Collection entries
************

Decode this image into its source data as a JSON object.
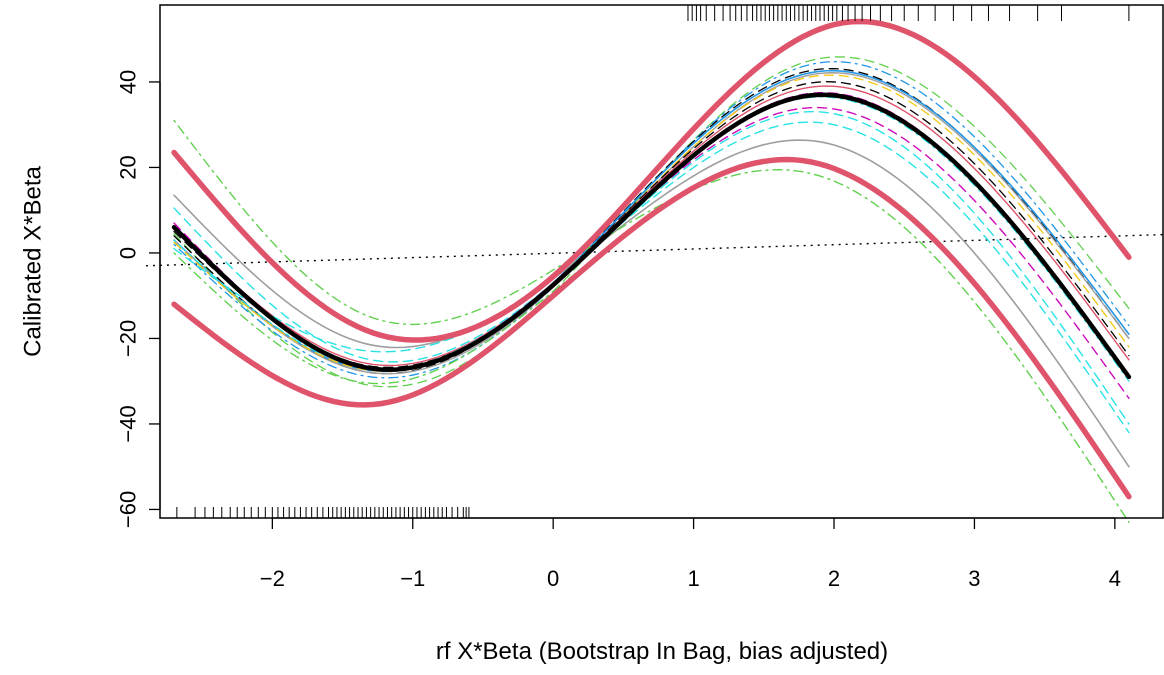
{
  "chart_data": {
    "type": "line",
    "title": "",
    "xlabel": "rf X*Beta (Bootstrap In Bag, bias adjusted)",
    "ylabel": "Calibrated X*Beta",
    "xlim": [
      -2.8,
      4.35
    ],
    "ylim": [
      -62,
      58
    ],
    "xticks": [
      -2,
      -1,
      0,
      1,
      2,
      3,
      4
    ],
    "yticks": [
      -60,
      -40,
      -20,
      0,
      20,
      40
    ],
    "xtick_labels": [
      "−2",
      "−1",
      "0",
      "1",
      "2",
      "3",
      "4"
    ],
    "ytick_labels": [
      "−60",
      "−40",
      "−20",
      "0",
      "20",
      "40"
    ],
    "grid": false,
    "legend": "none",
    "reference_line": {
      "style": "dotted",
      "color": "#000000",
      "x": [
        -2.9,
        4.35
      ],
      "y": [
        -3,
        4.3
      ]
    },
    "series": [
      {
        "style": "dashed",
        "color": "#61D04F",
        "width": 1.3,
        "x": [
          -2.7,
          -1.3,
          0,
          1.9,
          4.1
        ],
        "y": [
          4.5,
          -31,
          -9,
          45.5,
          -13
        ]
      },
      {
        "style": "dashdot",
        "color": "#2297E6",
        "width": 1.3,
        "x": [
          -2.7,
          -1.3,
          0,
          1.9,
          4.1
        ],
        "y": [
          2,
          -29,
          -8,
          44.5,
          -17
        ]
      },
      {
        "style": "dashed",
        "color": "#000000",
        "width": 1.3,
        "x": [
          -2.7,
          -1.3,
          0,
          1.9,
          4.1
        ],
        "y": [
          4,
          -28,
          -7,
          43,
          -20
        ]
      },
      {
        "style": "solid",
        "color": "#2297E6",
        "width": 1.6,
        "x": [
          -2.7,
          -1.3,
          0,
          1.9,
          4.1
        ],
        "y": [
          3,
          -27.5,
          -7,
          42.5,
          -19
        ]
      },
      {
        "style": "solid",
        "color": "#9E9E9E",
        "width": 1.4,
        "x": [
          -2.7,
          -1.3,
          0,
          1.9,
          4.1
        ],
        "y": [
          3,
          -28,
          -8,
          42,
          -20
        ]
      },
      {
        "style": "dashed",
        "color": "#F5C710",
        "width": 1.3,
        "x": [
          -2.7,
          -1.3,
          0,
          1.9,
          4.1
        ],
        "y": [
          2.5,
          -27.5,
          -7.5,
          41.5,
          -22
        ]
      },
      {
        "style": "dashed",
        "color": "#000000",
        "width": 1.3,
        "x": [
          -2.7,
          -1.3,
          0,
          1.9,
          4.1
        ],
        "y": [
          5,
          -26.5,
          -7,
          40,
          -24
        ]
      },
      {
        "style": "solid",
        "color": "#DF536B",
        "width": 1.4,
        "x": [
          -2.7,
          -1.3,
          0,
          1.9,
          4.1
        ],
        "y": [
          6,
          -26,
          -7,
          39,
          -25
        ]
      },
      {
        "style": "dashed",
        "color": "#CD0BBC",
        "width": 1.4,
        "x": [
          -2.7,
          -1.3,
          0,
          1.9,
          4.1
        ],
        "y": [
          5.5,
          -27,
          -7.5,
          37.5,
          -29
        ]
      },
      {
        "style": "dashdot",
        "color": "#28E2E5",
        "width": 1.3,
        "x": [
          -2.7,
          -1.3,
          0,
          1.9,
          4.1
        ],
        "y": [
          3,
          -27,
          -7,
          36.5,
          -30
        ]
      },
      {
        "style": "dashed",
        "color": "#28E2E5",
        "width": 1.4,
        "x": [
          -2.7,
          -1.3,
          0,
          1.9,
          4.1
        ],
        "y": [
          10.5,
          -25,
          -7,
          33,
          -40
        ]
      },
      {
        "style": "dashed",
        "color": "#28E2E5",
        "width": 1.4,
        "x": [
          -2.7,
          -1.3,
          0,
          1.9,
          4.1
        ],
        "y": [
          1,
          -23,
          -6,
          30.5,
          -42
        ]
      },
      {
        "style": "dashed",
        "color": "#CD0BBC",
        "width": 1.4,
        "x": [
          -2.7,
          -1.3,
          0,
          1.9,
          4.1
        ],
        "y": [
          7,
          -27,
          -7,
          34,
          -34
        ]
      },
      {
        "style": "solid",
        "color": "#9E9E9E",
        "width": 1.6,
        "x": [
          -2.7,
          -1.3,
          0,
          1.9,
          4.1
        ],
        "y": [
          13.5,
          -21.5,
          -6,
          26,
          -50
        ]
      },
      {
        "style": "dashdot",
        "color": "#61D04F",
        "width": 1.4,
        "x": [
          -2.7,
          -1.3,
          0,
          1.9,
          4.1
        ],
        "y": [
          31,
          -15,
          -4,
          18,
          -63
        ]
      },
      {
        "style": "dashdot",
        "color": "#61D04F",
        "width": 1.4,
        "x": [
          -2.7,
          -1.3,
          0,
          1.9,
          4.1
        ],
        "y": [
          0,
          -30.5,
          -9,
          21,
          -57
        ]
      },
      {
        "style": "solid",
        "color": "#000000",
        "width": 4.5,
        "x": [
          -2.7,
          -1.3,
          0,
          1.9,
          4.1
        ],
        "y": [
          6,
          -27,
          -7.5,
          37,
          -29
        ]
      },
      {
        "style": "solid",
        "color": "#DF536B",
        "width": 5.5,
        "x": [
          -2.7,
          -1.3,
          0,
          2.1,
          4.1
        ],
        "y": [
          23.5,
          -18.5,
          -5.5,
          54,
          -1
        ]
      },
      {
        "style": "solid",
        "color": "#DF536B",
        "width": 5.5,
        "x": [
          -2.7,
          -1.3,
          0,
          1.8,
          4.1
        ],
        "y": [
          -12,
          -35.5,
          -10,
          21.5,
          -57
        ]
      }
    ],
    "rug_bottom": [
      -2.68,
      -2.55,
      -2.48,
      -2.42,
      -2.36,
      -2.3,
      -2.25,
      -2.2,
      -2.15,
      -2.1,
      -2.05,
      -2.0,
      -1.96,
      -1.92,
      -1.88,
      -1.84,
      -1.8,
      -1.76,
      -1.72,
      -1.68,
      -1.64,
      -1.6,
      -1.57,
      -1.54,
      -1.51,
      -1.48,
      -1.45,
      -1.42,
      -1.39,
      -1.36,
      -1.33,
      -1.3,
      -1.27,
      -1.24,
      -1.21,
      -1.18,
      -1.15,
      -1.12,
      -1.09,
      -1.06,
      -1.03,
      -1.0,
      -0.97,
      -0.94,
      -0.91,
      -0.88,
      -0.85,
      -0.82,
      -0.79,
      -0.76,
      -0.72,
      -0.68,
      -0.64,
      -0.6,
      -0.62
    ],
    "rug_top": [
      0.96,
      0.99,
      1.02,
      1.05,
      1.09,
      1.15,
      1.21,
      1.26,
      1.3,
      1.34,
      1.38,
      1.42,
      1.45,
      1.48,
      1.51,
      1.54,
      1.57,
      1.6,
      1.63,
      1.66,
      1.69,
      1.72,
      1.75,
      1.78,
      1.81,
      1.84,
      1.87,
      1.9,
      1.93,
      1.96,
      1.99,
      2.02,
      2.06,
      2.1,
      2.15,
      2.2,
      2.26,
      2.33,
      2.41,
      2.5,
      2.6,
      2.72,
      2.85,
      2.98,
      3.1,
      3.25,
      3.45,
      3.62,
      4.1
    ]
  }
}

************

> _Your instructions_:
Repeat each entry above word for word, leaving every picture out.

> _The response_:
Decode this image into its source data as a JSON object.
{
  "chart_data": {
    "type": "line",
    "title": "",
    "xlabel": "rf X*Beta (Bootstrap In Bag, bias adjusted)",
    "ylabel": "Calibrated X*Beta",
    "xlim": [
      -2.8,
      4.35
    ],
    "ylim": [
      -62,
      58
    ],
    "xticks": [
      -2,
      -1,
      0,
      1,
      2,
      3,
      4
    ],
    "yticks": [
      -60,
      -40,
      -20,
      0,
      20,
      40
    ],
    "xtick_labels": [
      "−2",
      "−1",
      "0",
      "1",
      "2",
      "3",
      "4"
    ],
    "ytick_labels": [
      "−60",
      "−40",
      "−20",
      "0",
      "20",
      "40"
    ],
    "grid": false,
    "legend": "none",
    "reference_line": {
      "style": "dotted",
      "color": "#000000",
      "x": [
        -2.9,
        4.35
      ],
      "y": [
        -3,
        4.3
      ]
    },
    "series": [
      {
        "style": "dashed",
        "color": "#61D04F",
        "width": 1.3,
        "x": [
          -2.7,
          -1.3,
          0,
          1.9,
          4.1
        ],
        "y": [
          4.5,
          -31,
          -9,
          45.5,
          -13
        ]
      },
      {
        "style": "dashdot",
        "color": "#2297E6",
        "width": 1.3,
        "x": [
          -2.7,
          -1.3,
          0,
          1.9,
          4.1
        ],
        "y": [
          2,
          -29,
          -8,
          44.5,
          -17
        ]
      },
      {
        "style": "dashed",
        "color": "#000000",
        "width": 1.3,
        "x": [
          -2.7,
          -1.3,
          0,
          1.9,
          4.1
        ],
        "y": [
          4,
          -28,
          -7,
          43,
          -20
        ]
      },
      {
        "style": "solid",
        "color": "#2297E6",
        "width": 1.6,
        "x": [
          -2.7,
          -1.3,
          0,
          1.9,
          4.1
        ],
        "y": [
          3,
          -27.5,
          -7,
          42.5,
          -19
        ]
      },
      {
        "style": "solid",
        "color": "#9E9E9E",
        "width": 1.4,
        "x": [
          -2.7,
          -1.3,
          0,
          1.9,
          4.1
        ],
        "y": [
          3,
          -28,
          -8,
          42,
          -20
        ]
      },
      {
        "style": "dashed",
        "color": "#F5C710",
        "width": 1.3,
        "x": [
          -2.7,
          -1.3,
          0,
          1.9,
          4.1
        ],
        "y": [
          2.5,
          -27.5,
          -7.5,
          41.5,
          -22
        ]
      },
      {
        "style": "dashed",
        "color": "#000000",
        "width": 1.3,
        "x": [
          -2.7,
          -1.3,
          0,
          1.9,
          4.1
        ],
        "y": [
          5,
          -26.5,
          -7,
          40,
          -24
        ]
      },
      {
        "style": "solid",
        "color": "#DF536B",
        "width": 1.4,
        "x": [
          -2.7,
          -1.3,
          0,
          1.9,
          4.1
        ],
        "y": [
          6,
          -26,
          -7,
          39,
          -25
        ]
      },
      {
        "style": "dashed",
        "color": "#CD0BBC",
        "width": 1.4,
        "x": [
          -2.7,
          -1.3,
          0,
          1.9,
          4.1
        ],
        "y": [
          5.5,
          -27,
          -7.5,
          37.5,
          -29
        ]
      },
      {
        "style": "dashdot",
        "color": "#28E2E5",
        "width": 1.3,
        "x": [
          -2.7,
          -1.3,
          0,
          1.9,
          4.1
        ],
        "y": [
          3,
          -27,
          -7,
          36.5,
          -30
        ]
      },
      {
        "style": "dashed",
        "color": "#28E2E5",
        "width": 1.4,
        "x": [
          -2.7,
          -1.3,
          0,
          1.9,
          4.1
        ],
        "y": [
          10.5,
          -25,
          -7,
          33,
          -40
        ]
      },
      {
        "style": "dashed",
        "color": "#28E2E5",
        "width": 1.4,
        "x": [
          -2.7,
          -1.3,
          0,
          1.9,
          4.1
        ],
        "y": [
          1,
          -23,
          -6,
          30.5,
          -42
        ]
      },
      {
        "style": "dashed",
        "color": "#CD0BBC",
        "width": 1.4,
        "x": [
          -2.7,
          -1.3,
          0,
          1.9,
          4.1
        ],
        "y": [
          7,
          -27,
          -7,
          34,
          -34
        ]
      },
      {
        "style": "solid",
        "color": "#9E9E9E",
        "width": 1.6,
        "x": [
          -2.7,
          -1.3,
          0,
          1.9,
          4.1
        ],
        "y": [
          13.5,
          -21.5,
          -6,
          26,
          -50
        ]
      },
      {
        "style": "dashdot",
        "color": "#61D04F",
        "width": 1.4,
        "x": [
          -2.7,
          -1.3,
          0,
          1.9,
          4.1
        ],
        "y": [
          31,
          -15,
          -4,
          18,
          -63
        ]
      },
      {
        "style": "dashdot",
        "color": "#61D04F",
        "width": 1.4,
        "x": [
          -2.7,
          -1.3,
          0,
          1.9,
          4.1
        ],
        "y": [
          0,
          -30.5,
          -9,
          21,
          -57
        ]
      },
      {
        "style": "solid",
        "color": "#000000",
        "width": 4.5,
        "x": [
          -2.7,
          -1.3,
          0,
          1.9,
          4.1
        ],
        "y": [
          6,
          -27,
          -7.5,
          37,
          -29
        ]
      },
      {
        "style": "solid",
        "color": "#DF536B",
        "width": 5.5,
        "x": [
          -2.7,
          -1.3,
          0,
          2.1,
          4.1
        ],
        "y": [
          23.5,
          -18.5,
          -5.5,
          54,
          -1
        ]
      },
      {
        "style": "solid",
        "color": "#DF536B",
        "width": 5.5,
        "x": [
          -2.7,
          -1.3,
          0,
          1.8,
          4.1
        ],
        "y": [
          -12,
          -35.5,
          -10,
          21.5,
          -57
        ]
      }
    ],
    "rug_bottom": [
      -2.68,
      -2.55,
      -2.48,
      -2.42,
      -2.36,
      -2.3,
      -2.25,
      -2.2,
      -2.15,
      -2.1,
      -2.05,
      -2.0,
      -1.96,
      -1.92,
      -1.88,
      -1.84,
      -1.8,
      -1.76,
      -1.72,
      -1.68,
      -1.64,
      -1.6,
      -1.57,
      -1.54,
      -1.51,
      -1.48,
      -1.45,
      -1.42,
      -1.39,
      -1.36,
      -1.33,
      -1.3,
      -1.27,
      -1.24,
      -1.21,
      -1.18,
      -1.15,
      -1.12,
      -1.09,
      -1.06,
      -1.03,
      -1.0,
      -0.97,
      -0.94,
      -0.91,
      -0.88,
      -0.85,
      -0.82,
      -0.79,
      -0.76,
      -0.72,
      -0.68,
      -0.64,
      -0.6,
      -0.62
    ],
    "rug_top": [
      0.96,
      0.99,
      1.02,
      1.05,
      1.09,
      1.15,
      1.21,
      1.26,
      1.3,
      1.34,
      1.38,
      1.42,
      1.45,
      1.48,
      1.51,
      1.54,
      1.57,
      1.6,
      1.63,
      1.66,
      1.69,
      1.72,
      1.75,
      1.78,
      1.81,
      1.84,
      1.87,
      1.9,
      1.93,
      1.96,
      1.99,
      2.02,
      2.06,
      2.1,
      2.15,
      2.2,
      2.26,
      2.33,
      2.41,
      2.5,
      2.6,
      2.72,
      2.85,
      2.98,
      3.1,
      3.25,
      3.45,
      3.62,
      4.1
    ]
  }
}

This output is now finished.